Records to process section start

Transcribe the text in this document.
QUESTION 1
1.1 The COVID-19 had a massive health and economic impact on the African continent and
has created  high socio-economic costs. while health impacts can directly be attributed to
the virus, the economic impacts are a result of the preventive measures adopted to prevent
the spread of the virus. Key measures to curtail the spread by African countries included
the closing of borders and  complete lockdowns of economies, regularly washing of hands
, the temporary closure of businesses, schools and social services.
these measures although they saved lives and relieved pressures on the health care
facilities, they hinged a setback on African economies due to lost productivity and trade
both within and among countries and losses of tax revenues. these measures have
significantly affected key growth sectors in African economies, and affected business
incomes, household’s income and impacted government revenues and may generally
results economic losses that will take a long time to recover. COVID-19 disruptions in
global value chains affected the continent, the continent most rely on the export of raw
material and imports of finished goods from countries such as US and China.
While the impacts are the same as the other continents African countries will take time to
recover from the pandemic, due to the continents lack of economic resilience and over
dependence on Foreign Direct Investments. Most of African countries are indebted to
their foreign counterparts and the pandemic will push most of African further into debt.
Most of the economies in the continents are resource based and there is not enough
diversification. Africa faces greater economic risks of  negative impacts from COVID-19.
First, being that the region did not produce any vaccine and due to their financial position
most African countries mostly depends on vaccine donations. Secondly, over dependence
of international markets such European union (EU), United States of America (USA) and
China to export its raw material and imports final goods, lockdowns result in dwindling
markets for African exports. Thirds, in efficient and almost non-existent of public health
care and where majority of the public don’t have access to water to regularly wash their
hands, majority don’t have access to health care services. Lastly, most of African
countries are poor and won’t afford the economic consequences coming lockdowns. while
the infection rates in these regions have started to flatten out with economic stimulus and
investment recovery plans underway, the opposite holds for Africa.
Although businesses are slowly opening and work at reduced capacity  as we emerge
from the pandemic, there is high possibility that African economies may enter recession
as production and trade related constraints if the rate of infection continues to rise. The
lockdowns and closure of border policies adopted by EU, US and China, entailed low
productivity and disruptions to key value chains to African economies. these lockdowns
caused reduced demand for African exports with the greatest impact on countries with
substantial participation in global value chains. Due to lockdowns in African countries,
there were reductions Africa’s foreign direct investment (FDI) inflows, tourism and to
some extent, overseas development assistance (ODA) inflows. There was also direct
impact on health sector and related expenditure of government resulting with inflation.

Records to process section end

What to produce —
Your task is to copy each line of the data above that holds "COVID".

Output for this task —
1.1 The COVID-19 had a massive health and economic impact on the African continent and
results economic losses that will take a long time to recover. COVID-19 disruptions in
diversification. Africa faces greater economic risks of  negative impacts from COVID-19.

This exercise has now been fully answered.